• [TASK STATEMENT] Copy every record below exactly as written, but leave out the pictures.

Saved entries
[BEGIN]

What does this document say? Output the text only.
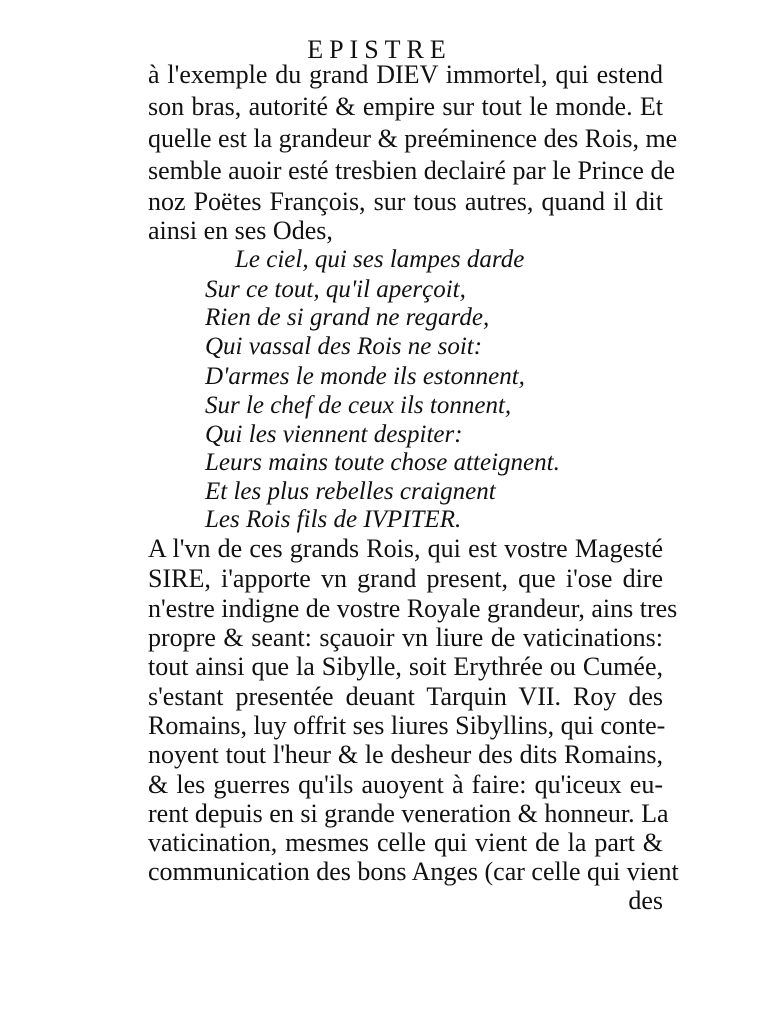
EPISTRE
à l'exemple du grand DIEV immortel, qui estend
son bras, autorité & empire sur tout le monde. Et
quelle est la grandeur & preéminence des Rois, me
semble auoir esté tresbien declairé par le Prince de
noz Poëtes François, sur tous autres, quand il dit
ainsi en ses Odes,
Le ciel, qui ses lampes darde
Sur ce tout, qu'il aperçoit,
Rien de si grand ne regarde,
Qui vassal des Rois ne soit:
D'armes le monde ils estonnent,
Sur le chef de ceux ils tonnent,
Qui les viennent despiter:
Leurs mains toute chose atteignent.
Et les plus rebelles craignent
Les Rois fils de IVPITER.
A l'vn de ces grands Rois, qui est vostre Magesté
SIRE, i'apporte vn grand present, que i'ose dire
n'estre indigne de vostre Royale grandeur, ains tres
propre & seant: sçauoir vn liure de vaticinations:
tout ainsi que la Sibylle, soit Erythrée ou Cumée,
s'estant presentée deuant Tarquin VII. Roy des
Romains, luy offrit ses liures Sibyllins, qui conte-
noyent tout l'heur & le desheur des dits Romains,
& les guerres qu'ils auoyent à faire: qu'iceux eu-
rent depuis en si grande veneration & honneur. La
vaticination, mesmes celle qui vient de la part &
communication des bons Anges (car celle qui vient
des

[END]

• [EXERCISE OUTPUT]
What does this document say? Output the text only.
EPISTRE
à l'exemple du grand DIEV immortel, qui estend
son bras, autorité & empire sur tout le monde. Et
quelle est la grandeur & preéminence des Rois, me
semble auoir esté tresbien declairé par le Prince de
noz Poëtes François, sur tous autres, quand il dit
ainsi en ses Odes,
Le ciel, qui ses lampes darde
Sur ce tout, qu'il aperçoit,
Rien de si grand ne regarde,
Qui vassal des Rois ne soit:
D'armes le monde ils estonnent,
Sur le chef de ceux ils tonnent,
Qui les viennent despiter:
Leurs mains toute chose atteignent.
Et les plus rebelles craignent
Les Rois fils de IVPITER.
A l'vn de ces grands Rois, qui est vostre Magesté
SIRE, i'apporte vn grand present, que i'ose dire
n'estre indigne de vostre Royale grandeur, ains tres
propre & seant: sçauoir vn liure de vaticinations:
tout ainsi que la Sibylle, soit Erythrée ou Cumée,
s'estant presentée deuant Tarquin VII. Roy des
Romains, luy offrit ses liures Sibyllins, qui conte-
noyent tout l'heur & le desheur des dits Romains,
& les guerres qu'ils auoyent à faire: qu'iceux eu-
rent depuis en si grande veneration & honneur. La
vaticination, mesmes celle qui vient de la part &
communication des bons Anges (car celle qui vient
des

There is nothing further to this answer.